Exercise requirements: Would you transcribe all of the data exactly, down to the last character?

Supplied data:
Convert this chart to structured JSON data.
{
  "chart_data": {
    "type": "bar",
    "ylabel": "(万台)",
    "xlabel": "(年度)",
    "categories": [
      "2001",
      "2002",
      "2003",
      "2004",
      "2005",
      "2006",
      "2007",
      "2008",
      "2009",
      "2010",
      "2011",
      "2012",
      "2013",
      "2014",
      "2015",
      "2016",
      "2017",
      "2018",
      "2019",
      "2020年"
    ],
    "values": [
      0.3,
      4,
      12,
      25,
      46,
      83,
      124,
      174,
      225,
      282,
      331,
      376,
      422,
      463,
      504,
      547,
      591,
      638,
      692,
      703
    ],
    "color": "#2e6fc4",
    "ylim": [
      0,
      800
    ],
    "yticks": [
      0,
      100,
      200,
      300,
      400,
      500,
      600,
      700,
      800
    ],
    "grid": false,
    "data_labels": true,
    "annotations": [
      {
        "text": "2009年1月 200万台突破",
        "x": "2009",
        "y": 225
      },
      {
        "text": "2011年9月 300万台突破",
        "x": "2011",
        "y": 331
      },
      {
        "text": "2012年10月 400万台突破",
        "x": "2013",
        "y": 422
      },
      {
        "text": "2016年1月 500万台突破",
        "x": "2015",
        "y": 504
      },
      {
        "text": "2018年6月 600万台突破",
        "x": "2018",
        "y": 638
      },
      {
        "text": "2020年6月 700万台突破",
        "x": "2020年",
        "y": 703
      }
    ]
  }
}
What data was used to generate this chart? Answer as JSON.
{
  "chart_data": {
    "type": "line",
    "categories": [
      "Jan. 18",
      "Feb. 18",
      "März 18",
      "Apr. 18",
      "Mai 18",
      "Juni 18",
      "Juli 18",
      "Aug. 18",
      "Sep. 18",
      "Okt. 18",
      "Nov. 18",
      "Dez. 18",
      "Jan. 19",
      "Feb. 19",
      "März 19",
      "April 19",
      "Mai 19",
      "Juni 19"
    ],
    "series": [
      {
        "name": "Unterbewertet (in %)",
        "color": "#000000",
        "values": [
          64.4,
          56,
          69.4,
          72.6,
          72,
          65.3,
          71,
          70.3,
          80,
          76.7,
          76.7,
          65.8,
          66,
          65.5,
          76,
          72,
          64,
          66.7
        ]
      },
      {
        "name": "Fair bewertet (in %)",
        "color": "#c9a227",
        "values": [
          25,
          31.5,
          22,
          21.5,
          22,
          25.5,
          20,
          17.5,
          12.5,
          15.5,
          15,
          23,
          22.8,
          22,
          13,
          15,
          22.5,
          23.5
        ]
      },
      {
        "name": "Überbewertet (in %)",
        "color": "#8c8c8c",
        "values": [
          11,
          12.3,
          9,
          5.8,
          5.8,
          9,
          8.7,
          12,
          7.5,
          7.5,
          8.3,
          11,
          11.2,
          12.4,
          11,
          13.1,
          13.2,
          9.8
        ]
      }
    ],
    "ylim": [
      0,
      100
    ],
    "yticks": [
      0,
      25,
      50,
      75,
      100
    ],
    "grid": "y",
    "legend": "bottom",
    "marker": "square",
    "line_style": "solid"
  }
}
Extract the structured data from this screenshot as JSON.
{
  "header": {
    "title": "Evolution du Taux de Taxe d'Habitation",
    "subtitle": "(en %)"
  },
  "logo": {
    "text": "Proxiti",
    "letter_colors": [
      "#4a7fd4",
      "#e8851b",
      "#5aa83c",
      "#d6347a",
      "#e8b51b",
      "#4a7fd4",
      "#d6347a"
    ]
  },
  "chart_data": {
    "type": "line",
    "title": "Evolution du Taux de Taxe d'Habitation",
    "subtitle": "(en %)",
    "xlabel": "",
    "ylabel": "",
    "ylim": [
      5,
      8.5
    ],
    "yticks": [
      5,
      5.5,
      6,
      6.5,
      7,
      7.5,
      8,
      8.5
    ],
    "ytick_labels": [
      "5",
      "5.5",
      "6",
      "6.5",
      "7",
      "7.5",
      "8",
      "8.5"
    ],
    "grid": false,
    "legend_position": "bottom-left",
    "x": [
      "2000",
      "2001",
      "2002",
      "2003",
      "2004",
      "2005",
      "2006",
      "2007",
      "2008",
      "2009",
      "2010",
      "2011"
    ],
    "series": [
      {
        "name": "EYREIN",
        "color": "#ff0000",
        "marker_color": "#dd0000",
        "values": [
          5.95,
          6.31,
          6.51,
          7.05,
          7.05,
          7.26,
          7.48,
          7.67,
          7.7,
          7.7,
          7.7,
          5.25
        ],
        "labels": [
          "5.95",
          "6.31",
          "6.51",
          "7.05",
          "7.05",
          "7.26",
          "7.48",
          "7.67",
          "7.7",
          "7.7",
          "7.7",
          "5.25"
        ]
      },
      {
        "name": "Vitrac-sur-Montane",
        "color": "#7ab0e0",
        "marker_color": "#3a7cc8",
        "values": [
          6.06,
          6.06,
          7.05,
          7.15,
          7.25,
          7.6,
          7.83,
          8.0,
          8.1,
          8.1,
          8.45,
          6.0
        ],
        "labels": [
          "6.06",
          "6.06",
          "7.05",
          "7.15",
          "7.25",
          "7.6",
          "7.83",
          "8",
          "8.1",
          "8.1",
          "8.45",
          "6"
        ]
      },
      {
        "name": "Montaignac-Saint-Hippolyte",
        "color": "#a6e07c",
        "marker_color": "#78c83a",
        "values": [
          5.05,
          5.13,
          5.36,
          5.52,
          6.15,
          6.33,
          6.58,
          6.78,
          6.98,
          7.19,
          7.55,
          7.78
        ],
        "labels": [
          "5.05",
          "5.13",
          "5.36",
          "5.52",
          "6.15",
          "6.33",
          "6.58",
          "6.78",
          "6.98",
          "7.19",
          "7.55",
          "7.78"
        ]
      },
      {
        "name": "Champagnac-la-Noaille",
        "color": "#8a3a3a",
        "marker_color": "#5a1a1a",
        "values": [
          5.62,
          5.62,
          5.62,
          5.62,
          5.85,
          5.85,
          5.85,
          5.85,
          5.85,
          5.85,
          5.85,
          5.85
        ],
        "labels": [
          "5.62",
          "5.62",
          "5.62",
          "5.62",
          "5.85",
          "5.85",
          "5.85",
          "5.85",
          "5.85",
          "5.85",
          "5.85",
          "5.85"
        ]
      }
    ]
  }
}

Solution to the exercise:
Convert this chart to structured JSON data.
{
  "chart_data": {
    "type": "bar",
    "ylabel": "(万台)",
    "xlabel": "(年度)",
    "categories": [
      "2001",
      "2002",
      "2003",
      "2004",
      "2005",
      "2006",
      "2007",
      "2008",
      "2009",
      "2010",
      "2011",
      "2012",
      "2013",
      "2014",
      "2015",
      "2016",
      "2017",
      "2018",
      "2019",
      "2020年"
    ],
    "values": [
      0.3,
      4,
      12,
      25,
      46,
      83,
      124,
      174,
      225,
      282,
      331,
      376,
      422,
      463,
      504,
      547,
      591,
      638,
      692,
      703
    ],
    "color": "#2e6fc4",
    "ylim": [
      0,
      800
    ],
    "yticks": [
      0,
      100,
      200,
      300,
      400,
      500,
      600,
      700,
      800
    ],
    "grid": false,
    "data_labels": true,
    "annotations": [
      {
        "text": "2009年1月 200万台突破",
        "x": "2009",
        "y": 225
      },
      {
        "text": "2011年9月 300万台突破",
        "x": "2011",
        "y": 331
      },
      {
        "text": "2012年10月 400万台突破",
        "x": "2013",
        "y": 422
      },
      {
        "text": "2016年1月 500万台突破",
        "x": "2015",
        "y": 504
      },
      {
        "text": "2018年6月 600万台突破",
        "x": "2018",
        "y": 638
      },
      {
        "text": "2020年6月 700万台突破",
        "x": "2020年",
        "y": 703
      }
    ]
  }
}
What data was used to generate this chart? Answer as JSON.
{
  "chart_data": {
    "type": "line",
    "categories": [
      "Jan. 18",
      "Feb. 18",
      "März 18",
      "Apr. 18",
      "Mai 18",
      "Juni 18",
      "Juli 18",
      "Aug. 18",
      "Sep. 18",
      "Okt. 18",
      "Nov. 18",
      "Dez. 18",
      "Jan. 19",
      "Feb. 19",
      "März 19",
      "April 19",
      "Mai 19",
      "Juni 19"
    ],
    "series": [
      {
        "name": "Unterbewertet (in %)",
        "color": "#000000",
        "values": [
          64.4,
          56,
          69.4,
          72.6,
          72,
          65.3,
          71,
          70.3,
          80,
          76.7,
          76.7,
          65.8,
          66,
          65.5,
          76,
          72,
          64,
          66.7
        ]
      },
      {
        "name": "Fair bewertet (in %)",
        "color": "#c9a227",
        "values": [
          25,
          31.5,
          22,
          21.5,
          22,
          25.5,
          20,
          17.5,
          12.5,
          15.5,
          15,
          23,
          22.8,
          22,
          13,
          15,
          22.5,
          23.5
        ]
      },
      {
        "name": "Überbewertet (in %)",
        "color": "#8c8c8c",
        "values": [
          11,
          12.3,
          9,
          5.8,
          5.8,
          9,
          8.7,
          12,
          7.5,
          7.5,
          8.3,
          11,
          11.2,
          12.4,
          11,
          13.1,
          13.2,
          9.8
        ]
      }
    ],
    "ylim": [
      0,
      100
    ],
    "yticks": [
      0,
      25,
      50,
      75,
      100
    ],
    "grid": "y",
    "legend": "bottom",
    "marker": "square",
    "line_style": "solid"
  }
}
Extract the structured data from this screenshot as JSON.
{
  "header": {
    "title": "Evolution du Taux de Taxe d'Habitation",
    "subtitle": "(en %)"
  },
  "logo": {
    "text": "Proxiti",
    "letter_colors": [
      "#4a7fd4",
      "#e8851b",
      "#5aa83c",
      "#d6347a",
      "#e8b51b",
      "#4a7fd4",
      "#d6347a"
    ]
  },
  "chart_data": {
    "type": "line",
    "title": "Evolution du Taux de Taxe d'Habitation",
    "subtitle": "(en %)",
    "xlabel": "",
    "ylabel": "",
    "ylim": [
      5,
      8.5
    ],
    "yticks": [
      5,
      5.5,
      6,
      6.5,
      7,
      7.5,
      8,
      8.5
    ],
    "ytick_labels": [
      "5",
      "5.5",
      "6",
      "6.5",
      "7",
      "7.5",
      "8",
      "8.5"
    ],
    "grid": false,
    "legend_position": "bottom-left",
    "x": [
      "2000",
      "2001",
      "2002",
      "2003",
      "2004",
      "2005",
      "2006",
      "2007",
      "2008",
      "2009",
      "2010",
      "2011"
    ],
    "series": [
      {
        "name": "EYREIN",
        "color": "#ff0000",
        "marker_color": "#dd0000",
        "values": [
          5.95,
          6.31,
          6.51,
          7.05,
          7.05,
          7.26,
          7.48,
          7.67,
          7.7,
          7.7,
          7.7,
          5.25
        ],
        "labels": [
          "5.95",
          "6.31",
          "6.51",
          "7.05",
          "7.05",
          "7.26",
          "7.48",
          "7.67",
          "7.7",
          "7.7",
          "7.7",
          "5.25"
        ]
      },
      {
        "name": "Vitrac-sur-Montane",
        "color": "#7ab0e0",
        "marker_color": "#3a7cc8",
        "values": [
          6.06,
          6.06,
          7.05,
          7.15,
          7.25,
          7.6,
          7.83,
          8.0,
          8.1,
          8.1,
          8.45,
          6.0
        ],
        "labels": [
          "6.06",
          "6.06",
          "7.05",
          "7.15",
          "7.25",
          "7.6",
          "7.83",
          "8",
          "8.1",
          "8.1",
          "8.45",
          "6"
        ]
      },
      {
        "name": "Montaignac-Saint-Hippolyte",
        "color": "#a6e07c",
        "marker_color": "#78c83a",
        "values": [
          5.05,
          5.13,
          5.36,
          5.52,
          6.15,
          6.33,
          6.58,
          6.78,
          6.98,
          7.19,
          7.55,
          7.78
        ],
        "labels": [
          "5.05",
          "5.13",
          "5.36",
          "5.52",
          "6.15",
          "6.33",
          "6.58",
          "6.78",
          "6.98",
          "7.19",
          "7.55",
          "7.78"
        ]
      },
      {
        "name": "Champagnac-la-Noaille",
        "color": "#8a3a3a",
        "marker_color": "#5a1a1a",
        "values": [
          5.62,
          5.62,
          5.62,
          5.62,
          5.85,
          5.85,
          5.85,
          5.85,
          5.85,
          5.85,
          5.85,
          5.85
        ],
        "labels": [
          "5.62",
          "5.62",
          "5.62",
          "5.62",
          "5.85",
          "5.85",
          "5.85",
          "5.85",
          "5.85",
          "5.85",
          "5.85",
          "5.85"
        ]
      }
    ]
  }
}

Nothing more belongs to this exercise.